A Polícia Federal abriu uma investigação para apurar a entrada no Brasil de cinco malas que não passaram por inspeção aduaneira em um aeroporto de São Paulo após o desembarque de autoridades políticas. O caso chegou ao Supremo Tribunal Federal (STF) e está sob relatoria do ministro Alexandre de Moraes, que deu prazo de cinco dias para manifestação da Procuradoria-Geral da República (PGR).
O episódio ocorreu em abril de 2024, quando o presidente da Câmara, Hugo Motta (Republicanos-PB), e o senador Ciro Nogueira (PP-PI) retornavam de viagem à ilha de São Martinho, no Caribe, a bordo de uma aeronave particular pertencente ao empresário Fernando Oliveira Lima, conhecido como Fernandin OIG, ligado ao setor de apostas online.
Segundo a investigação, um auditor fiscal autorizou a liberação das bagagens sem passagem pelo raio-X no Aeroporto Executivo Internacional Catarina, em São Roque (SP). A liberação ocorreu por volta das 21h, quando cinco volumes foram conduzidos fora do sistema de inspeção.

▶ _INFORMAÇÕES FORNECIDAS_
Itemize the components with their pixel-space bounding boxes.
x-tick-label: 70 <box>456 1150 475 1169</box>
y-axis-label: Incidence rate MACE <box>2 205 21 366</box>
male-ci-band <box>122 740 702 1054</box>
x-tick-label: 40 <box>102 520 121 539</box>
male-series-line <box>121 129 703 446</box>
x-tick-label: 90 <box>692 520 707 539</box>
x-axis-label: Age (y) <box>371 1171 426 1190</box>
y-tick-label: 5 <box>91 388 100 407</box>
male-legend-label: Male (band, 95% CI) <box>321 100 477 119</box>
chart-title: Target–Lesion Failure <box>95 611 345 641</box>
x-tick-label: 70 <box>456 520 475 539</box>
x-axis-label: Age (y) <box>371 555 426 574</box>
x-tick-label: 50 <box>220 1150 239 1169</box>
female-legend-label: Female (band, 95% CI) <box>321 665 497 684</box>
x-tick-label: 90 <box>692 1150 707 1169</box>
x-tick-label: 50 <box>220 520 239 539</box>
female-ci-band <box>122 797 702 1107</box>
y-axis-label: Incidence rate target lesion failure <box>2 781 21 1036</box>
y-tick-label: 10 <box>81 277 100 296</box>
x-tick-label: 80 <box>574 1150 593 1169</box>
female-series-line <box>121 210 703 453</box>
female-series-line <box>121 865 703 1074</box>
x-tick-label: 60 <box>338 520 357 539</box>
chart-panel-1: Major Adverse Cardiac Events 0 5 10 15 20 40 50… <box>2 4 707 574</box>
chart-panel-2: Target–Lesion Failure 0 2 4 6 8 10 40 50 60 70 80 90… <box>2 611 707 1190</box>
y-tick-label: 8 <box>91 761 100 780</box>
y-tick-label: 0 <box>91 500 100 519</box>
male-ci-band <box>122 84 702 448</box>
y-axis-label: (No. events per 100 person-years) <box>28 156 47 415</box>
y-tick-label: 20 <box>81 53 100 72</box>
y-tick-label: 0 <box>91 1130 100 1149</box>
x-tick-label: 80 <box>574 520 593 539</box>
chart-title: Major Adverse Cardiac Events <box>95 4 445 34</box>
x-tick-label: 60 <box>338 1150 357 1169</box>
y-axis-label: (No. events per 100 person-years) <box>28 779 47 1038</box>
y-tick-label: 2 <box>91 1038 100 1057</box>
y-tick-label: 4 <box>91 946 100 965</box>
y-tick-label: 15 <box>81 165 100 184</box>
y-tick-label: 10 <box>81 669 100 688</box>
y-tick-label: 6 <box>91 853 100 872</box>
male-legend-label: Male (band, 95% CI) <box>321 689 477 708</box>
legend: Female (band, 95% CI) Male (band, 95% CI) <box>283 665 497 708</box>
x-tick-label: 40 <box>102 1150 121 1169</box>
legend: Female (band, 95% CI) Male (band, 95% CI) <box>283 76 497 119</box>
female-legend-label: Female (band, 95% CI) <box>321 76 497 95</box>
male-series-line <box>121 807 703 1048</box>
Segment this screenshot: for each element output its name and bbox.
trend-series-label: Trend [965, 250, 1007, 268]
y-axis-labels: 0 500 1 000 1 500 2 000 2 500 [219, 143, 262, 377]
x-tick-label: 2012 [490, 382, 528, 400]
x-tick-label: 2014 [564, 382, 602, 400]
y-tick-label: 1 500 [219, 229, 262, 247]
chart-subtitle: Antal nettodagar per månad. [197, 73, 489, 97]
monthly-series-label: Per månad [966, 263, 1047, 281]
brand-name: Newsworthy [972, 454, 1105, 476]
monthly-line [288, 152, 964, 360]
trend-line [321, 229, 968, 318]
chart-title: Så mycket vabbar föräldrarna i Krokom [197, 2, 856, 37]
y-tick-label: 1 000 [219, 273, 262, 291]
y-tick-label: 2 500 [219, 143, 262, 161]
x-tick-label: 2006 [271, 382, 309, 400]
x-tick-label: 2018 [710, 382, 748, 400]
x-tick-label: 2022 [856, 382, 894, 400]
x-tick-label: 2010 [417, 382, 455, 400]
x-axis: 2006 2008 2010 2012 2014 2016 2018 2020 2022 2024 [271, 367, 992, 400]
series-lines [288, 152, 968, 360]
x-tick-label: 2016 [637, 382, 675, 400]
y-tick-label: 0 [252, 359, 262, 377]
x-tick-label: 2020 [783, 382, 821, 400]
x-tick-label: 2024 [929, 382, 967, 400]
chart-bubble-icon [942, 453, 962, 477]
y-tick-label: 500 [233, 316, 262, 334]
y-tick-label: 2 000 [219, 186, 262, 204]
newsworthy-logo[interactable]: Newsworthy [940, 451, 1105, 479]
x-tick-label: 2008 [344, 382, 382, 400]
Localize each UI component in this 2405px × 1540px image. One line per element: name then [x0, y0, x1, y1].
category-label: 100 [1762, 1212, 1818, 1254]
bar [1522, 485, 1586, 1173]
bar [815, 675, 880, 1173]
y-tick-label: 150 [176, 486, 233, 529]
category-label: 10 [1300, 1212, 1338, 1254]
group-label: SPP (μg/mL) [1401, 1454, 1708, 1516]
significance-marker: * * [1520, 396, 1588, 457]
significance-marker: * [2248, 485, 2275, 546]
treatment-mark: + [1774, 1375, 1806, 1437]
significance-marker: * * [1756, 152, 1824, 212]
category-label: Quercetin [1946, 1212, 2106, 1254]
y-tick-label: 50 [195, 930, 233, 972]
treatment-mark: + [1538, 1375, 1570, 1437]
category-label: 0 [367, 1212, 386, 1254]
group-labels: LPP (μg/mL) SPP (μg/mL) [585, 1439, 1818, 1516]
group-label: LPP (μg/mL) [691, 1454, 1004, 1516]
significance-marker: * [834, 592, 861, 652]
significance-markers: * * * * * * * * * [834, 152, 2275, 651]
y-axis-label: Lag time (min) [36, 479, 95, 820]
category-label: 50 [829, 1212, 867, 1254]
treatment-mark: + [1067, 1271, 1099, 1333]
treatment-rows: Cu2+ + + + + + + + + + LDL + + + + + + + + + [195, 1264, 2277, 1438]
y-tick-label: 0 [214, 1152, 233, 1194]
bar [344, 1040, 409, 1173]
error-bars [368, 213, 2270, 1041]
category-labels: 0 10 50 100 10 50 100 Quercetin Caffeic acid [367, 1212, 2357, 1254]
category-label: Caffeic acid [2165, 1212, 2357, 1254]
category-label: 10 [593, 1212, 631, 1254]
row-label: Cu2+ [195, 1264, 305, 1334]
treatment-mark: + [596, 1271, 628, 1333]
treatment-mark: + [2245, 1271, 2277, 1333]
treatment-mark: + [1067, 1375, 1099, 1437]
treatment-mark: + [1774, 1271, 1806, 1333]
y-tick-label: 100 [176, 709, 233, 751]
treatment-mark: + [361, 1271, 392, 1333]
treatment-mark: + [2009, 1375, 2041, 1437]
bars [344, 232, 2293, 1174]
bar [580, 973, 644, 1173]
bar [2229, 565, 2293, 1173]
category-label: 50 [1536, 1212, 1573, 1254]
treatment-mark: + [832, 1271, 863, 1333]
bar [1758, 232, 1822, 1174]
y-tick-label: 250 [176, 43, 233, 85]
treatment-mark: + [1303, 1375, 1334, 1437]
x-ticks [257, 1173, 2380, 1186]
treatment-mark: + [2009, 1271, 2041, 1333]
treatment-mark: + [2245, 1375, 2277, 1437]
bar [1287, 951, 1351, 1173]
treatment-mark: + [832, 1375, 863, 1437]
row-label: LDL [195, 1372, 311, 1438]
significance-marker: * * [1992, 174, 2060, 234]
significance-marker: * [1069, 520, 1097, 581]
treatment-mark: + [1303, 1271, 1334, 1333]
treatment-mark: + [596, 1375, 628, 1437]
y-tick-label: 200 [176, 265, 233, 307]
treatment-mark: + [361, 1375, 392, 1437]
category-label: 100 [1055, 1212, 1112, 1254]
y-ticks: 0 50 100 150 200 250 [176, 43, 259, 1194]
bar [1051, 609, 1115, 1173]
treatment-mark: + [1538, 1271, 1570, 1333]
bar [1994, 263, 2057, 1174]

▶ _O QUE SE ESPERA_
Leve adiante a notícia sobre as malas liberadas sem raio-X no aeroporto de São Roque, começando logo depois da última frase. As linhas acima vêm de outra fonte.

▶ _RESULTADO DO EXERCÍCIO_
Além de Motta e Ciro, estavam no voo os deputados Dr. Luizinho (PP-RJ) e Isnaldo Bulhões (MDB-AL), ambos líderes partidários na Câmara. A presença de autoridades com foro privilegiado motivou o envio do caso ao STF, após investigação inicial na Justiça Federal de São Paulo.
A PF apura possíveis crimes de facilitação de contrabando ou descaminho e prevaricação. O Ministério Público Federal indicou que a apuração pode avançar sobre a eventual participação dos passageiros.
Hugo Motta confirmou presença no voo e disse ter cumprido “todos os protocolos e determinações da legislação aduaneira”. Sua assessoria afirmou que aguardará o posicionamento da PGR.